**Entries provided:**

+===+

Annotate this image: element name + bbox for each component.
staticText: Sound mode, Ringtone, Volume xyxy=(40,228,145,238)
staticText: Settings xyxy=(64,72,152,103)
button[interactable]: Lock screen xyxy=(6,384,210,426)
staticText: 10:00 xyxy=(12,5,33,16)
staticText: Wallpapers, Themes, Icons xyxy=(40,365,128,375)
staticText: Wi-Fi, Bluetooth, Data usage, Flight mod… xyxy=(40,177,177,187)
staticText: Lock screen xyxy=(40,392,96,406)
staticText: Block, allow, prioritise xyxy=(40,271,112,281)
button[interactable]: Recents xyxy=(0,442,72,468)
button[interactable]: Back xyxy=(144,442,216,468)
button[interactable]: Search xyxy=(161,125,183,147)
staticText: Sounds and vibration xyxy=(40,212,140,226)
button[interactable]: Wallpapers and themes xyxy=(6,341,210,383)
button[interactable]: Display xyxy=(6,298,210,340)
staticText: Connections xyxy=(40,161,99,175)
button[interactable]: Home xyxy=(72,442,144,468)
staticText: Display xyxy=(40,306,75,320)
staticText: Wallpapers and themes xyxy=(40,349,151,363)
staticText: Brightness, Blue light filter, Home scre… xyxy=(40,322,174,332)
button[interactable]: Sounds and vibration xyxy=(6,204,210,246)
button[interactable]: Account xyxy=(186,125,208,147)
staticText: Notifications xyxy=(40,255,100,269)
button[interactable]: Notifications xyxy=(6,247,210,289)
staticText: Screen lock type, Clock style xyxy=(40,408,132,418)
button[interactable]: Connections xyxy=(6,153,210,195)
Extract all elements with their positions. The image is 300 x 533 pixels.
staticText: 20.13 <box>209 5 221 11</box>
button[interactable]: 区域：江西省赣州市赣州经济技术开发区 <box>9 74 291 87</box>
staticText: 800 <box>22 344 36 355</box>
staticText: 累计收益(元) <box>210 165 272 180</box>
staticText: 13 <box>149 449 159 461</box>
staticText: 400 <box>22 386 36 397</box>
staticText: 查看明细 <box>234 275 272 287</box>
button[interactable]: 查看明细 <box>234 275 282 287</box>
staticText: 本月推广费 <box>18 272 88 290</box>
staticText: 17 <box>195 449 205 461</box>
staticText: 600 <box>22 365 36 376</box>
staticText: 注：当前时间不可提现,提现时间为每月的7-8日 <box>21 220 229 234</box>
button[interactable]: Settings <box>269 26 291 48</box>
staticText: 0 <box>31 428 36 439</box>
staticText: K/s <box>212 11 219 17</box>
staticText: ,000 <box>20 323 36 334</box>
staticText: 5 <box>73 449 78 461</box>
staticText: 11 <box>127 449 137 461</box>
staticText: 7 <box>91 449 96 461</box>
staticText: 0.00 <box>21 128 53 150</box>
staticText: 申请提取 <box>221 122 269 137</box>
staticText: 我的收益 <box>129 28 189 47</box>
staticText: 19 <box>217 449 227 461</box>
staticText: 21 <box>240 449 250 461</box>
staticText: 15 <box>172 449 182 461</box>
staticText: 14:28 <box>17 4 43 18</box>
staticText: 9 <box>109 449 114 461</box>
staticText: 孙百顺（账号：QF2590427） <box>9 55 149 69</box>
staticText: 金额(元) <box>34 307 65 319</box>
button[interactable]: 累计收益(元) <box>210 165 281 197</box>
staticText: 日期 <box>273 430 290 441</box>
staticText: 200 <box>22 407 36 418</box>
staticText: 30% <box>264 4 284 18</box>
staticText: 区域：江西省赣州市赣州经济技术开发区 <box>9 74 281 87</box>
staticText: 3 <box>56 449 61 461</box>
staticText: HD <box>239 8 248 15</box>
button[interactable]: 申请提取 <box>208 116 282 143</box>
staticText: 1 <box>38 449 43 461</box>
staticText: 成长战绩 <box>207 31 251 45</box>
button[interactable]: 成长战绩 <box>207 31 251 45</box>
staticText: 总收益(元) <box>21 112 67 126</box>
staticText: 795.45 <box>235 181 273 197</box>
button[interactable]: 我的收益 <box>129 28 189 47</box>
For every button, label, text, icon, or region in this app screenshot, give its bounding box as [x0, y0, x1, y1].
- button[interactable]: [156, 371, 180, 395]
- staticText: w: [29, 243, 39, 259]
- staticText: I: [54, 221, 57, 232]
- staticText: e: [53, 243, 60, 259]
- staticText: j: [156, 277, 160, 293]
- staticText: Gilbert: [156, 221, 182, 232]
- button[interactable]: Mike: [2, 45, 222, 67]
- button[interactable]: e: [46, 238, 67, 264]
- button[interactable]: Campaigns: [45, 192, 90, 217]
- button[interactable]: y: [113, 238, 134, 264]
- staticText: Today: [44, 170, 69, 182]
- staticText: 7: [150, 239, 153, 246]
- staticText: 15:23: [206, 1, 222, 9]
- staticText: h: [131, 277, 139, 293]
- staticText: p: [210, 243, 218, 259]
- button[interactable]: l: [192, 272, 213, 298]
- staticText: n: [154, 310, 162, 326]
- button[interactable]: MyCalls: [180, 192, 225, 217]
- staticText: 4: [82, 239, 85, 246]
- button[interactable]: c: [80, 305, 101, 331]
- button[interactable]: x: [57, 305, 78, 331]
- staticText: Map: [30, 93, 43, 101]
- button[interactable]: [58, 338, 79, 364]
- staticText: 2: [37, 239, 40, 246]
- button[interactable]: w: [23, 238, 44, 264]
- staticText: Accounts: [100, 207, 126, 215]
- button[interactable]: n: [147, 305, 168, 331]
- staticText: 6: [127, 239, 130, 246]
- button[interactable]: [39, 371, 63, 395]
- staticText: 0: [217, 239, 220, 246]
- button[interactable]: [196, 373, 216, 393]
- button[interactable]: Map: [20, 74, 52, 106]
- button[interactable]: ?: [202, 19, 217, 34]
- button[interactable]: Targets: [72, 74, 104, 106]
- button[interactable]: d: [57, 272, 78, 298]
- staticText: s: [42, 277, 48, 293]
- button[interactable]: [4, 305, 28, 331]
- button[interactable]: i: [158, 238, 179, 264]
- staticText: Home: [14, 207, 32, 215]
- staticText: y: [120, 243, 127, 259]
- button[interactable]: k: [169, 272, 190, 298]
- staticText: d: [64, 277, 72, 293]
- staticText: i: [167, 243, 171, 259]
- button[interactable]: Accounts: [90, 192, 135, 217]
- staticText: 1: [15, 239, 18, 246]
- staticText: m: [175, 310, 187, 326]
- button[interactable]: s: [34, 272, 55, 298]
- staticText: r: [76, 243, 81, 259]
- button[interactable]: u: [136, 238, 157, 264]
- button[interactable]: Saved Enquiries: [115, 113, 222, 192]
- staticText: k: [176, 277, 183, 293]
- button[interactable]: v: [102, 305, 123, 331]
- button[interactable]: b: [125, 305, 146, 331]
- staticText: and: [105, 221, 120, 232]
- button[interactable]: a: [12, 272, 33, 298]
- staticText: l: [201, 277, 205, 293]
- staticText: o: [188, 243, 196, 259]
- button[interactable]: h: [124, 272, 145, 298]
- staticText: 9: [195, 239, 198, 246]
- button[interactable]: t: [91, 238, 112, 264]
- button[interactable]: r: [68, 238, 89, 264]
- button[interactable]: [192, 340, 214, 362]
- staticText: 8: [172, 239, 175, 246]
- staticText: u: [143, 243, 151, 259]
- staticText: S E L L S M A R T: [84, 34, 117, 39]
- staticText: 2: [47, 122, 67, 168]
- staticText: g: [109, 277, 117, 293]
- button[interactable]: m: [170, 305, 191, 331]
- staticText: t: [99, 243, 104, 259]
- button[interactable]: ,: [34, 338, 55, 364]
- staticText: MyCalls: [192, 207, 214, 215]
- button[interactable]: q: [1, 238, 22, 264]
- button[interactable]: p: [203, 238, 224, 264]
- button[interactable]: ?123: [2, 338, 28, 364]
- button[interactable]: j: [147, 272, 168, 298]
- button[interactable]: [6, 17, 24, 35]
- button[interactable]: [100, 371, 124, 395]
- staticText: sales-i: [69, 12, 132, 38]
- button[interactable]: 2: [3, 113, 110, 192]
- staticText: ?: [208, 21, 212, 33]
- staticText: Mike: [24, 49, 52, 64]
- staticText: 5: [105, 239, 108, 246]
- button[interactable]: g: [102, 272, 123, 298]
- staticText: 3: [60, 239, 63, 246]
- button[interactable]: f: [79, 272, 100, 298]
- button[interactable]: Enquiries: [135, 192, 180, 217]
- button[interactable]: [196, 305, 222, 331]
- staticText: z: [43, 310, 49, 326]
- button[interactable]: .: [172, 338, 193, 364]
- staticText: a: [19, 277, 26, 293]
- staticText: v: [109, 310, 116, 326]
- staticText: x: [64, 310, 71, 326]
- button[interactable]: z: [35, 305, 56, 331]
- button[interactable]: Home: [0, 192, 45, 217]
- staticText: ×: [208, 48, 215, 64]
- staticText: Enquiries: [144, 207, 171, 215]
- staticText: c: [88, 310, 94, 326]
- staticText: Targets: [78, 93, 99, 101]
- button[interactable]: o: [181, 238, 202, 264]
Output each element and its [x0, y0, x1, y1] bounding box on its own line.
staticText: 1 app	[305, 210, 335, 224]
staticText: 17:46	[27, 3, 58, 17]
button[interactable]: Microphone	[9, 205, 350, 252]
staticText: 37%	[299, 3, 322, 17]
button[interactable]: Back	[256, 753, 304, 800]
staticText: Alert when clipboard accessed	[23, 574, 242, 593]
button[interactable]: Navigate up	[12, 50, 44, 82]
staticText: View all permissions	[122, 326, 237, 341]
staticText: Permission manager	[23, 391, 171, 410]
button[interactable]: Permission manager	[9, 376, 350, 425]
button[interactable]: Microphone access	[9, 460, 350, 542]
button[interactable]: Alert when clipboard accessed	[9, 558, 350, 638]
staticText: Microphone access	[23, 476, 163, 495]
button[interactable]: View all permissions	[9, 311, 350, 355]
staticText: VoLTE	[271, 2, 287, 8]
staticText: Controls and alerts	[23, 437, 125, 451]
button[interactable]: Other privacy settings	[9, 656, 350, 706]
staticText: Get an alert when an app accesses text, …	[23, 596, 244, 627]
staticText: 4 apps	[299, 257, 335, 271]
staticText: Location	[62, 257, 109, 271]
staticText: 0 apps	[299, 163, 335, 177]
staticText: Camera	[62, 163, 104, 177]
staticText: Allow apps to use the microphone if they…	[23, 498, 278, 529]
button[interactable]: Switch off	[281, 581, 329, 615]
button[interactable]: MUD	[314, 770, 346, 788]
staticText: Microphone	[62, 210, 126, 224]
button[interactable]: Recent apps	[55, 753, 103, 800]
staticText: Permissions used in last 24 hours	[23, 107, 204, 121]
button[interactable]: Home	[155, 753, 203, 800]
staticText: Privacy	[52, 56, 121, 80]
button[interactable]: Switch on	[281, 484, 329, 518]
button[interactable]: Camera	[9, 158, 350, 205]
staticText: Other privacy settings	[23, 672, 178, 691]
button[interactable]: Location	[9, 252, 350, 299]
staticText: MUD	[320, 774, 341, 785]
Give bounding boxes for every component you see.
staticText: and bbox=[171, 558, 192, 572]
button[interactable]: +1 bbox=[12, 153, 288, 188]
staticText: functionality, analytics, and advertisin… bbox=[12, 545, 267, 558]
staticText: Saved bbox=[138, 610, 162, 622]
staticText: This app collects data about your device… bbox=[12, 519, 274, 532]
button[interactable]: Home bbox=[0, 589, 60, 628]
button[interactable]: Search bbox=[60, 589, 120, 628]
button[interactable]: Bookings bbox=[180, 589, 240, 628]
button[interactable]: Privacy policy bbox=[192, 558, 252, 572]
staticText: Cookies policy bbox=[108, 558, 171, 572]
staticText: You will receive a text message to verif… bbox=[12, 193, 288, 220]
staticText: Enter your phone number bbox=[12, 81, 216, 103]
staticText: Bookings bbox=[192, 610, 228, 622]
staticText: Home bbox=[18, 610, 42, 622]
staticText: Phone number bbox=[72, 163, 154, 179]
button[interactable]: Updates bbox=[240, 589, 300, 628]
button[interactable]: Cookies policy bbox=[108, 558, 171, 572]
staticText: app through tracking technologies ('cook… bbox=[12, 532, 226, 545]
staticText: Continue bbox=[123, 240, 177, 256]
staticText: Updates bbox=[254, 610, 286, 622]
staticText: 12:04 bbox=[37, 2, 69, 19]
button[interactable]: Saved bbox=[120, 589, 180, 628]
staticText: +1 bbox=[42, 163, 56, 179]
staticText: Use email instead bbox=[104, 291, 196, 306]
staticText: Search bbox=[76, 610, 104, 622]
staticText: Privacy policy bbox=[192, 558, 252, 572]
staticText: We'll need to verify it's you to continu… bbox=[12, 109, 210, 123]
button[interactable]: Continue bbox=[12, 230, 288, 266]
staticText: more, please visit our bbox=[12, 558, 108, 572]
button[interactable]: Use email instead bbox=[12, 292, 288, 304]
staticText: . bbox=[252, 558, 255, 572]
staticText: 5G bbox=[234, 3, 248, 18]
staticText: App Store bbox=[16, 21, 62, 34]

+===+

Convert the items into a numbered list, from the first line through the line holding "button[interactable]: Back xyxy=(144,442,216,468)", inclusive, and leave out any blank lines.

1. Annotate this image: element name + bbox for each component.
2. staticText: Sound mode, Ringtone, Volume xyxy=(40,228,145,238)
3. staticText: Settings xyxy=(64,72,152,103)
4. button[interactable]: Lock screen xyxy=(6,384,210,426)
5. staticText: 10:00 xyxy=(12,5,33,16)
6. staticText: Wallpapers, Themes, Icons xyxy=(40,365,128,375)
7. staticText: Wi-Fi, Bluetooth, Data usage, Flight mod… xyxy=(40,177,177,187)
8. staticText: Lock screen xyxy=(40,392,96,406)
9. staticText: Block, allow, prioritise xyxy=(40,271,112,281)
10. button[interactable]: Recents xyxy=(0,442,72,468)
11. button[interactable]: Back xyxy=(144,442,216,468)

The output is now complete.